• Consignes:
1 – Dans l'extrait sur les siddhas et le transfert de conscience, à quoi le « chemin des dieux et des esprits » ne conduit-il pas selon Guṇabhadra ?
2 – Prolongez l'extrait sur les siddhas et le transfert de conscience à partir de l'endroit où il s'arrête.

• Extrait:
Cette boîte d’outils pourra alors être un outil pour un lecteur critique d’hagiographies, mais rien de plus. Un lecteur critique serait par exemple un lecteur qui se pose des questions sur la possibilité même d’un pouvoir de transfert de conscience sur le cadavre d’un pigeon. Le lecteur qui ne se pose pas cette question n’aurait probablement aucune utilité d’un tel outil.
Tous les détails donnés pour convaincre le lecteur de l’authenticité de la source, du pouvoir et du détenteur de ces instructions particulières censées pouvoir donner des siddhis à l’adepte, semblent correspondre à la définition du « chemin des dieux et des esprits » (tib. lha ma srin gyi lam), qui ne conduit pas au Dharma authentique selon Guṇabhadra.
Je ferai ici une liste de siddhas réchungpistes, dont la preuve de leur réalisation passe par le transfert de la conscience sur un autre corps. J’essaierai de la compléter au fur et à mesure de mes nouvelles découvertes ou de vos suggestions.
* Dar ma mdo sde, fils de Marpa. Transfert sur un corps de pigeon voyageur. Transfert sur celui qui deviendra Tipupa. Source : Vie de Marpa, Tsangnyeun Heruka (1452-1507)

• Données fournies:
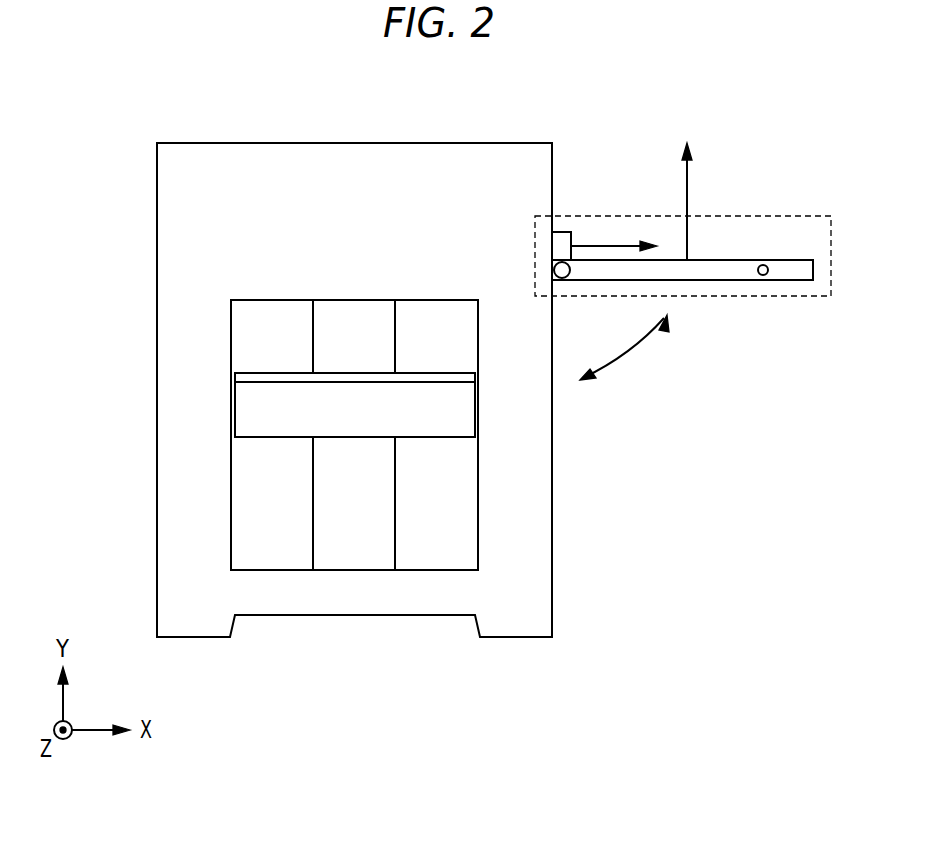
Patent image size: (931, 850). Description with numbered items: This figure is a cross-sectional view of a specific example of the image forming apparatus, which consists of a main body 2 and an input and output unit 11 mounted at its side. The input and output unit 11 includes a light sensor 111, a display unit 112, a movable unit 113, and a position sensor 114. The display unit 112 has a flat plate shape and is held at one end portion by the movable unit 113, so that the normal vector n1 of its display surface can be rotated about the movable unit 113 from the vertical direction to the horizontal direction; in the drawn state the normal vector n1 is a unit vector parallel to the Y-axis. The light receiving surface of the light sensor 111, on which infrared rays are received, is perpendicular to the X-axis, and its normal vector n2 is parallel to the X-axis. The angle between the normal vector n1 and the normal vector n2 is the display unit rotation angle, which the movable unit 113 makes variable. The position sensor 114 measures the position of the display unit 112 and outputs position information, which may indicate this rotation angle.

• Réponses:
1 – Il ne conduit pas au Dharma authentique.

2 –
* Maitrīpa en tant que détenteur de la pratique de phyag drug pa déplace les cadavres d'un charnier en transférant sa conscience sur eux. Commentaire de la pratique de Phyag drug pa par Tāranātha (1575-1634) (dpal ye shes kyi mgon po phyag drug pa'i chos skor byung tshul dngos grub bdud rtsi'i char 'bebs)
* Tshalpa Zhang avait un maître du nom de 'ol kha ba (1103-1199), alias Grol sgom ou Chos g.yung, qui avait reçu des instructions de Gampopa, Réchungpa et Bari lotsāva.Notamment la transmission aurale à Lo ro (AB p. 469). 'Ol kha ba maîtrisa le transfert et l'a démontré en entrant un oie mort, en le faisant caqueter et voler trois autour du lac nam mthso. Source : Annales bleus, 'Gos l'ayant repris d'une hagiographie de Zhang.
* Dus gsum mkhyen pa (Karmapa I 1110-1193). reçoit toutes les instructions thabs lam de Réchungpa à Lo ro AB p. 476). Détail intéressant pour notre boîte à outils : il prend des chevaux et une cotte de maille (tib. khrab) pour payer ses derniers respects à sGom pa, neveu de Gampopa.
* Khyoungtsangpa (khyung tshang pa ye shes bla ma, ou Jñānaguru, 1115-1176). Pivot central de la transmission aurale de Réchungpa. Aurait reçu toute la transmission à la fin de la vie de Réchungpa en une seule sesssion. Obtint les siddhi et montra ses pouvoirs de transfert sur le corps d'un pigeon. (AB p. 443).
* Karmapakshi (1204-1283). Autour de 1283, donc vraiment vers la fin de la vie de Karma Paśi. 'Gos lotsāwa raconte alors comment Karma Paśi tente de transférer son principe conscient sur le corps d’un jeune garçon qui venait de mourir et comment cela aboutit à un échec (AB p 488). 'Gos poursuit en racontant en détails comment son principe conscient traverse alors le bardo et prend naissance en un bébé masculin en 1284 (Rang byung rdo rje, Karmapa III).
La pratique du transfert existe toujours dans les traditions réchungpistes, mais aussi dans les écoles Bon et Nyingma selon Jean-Luc Achard.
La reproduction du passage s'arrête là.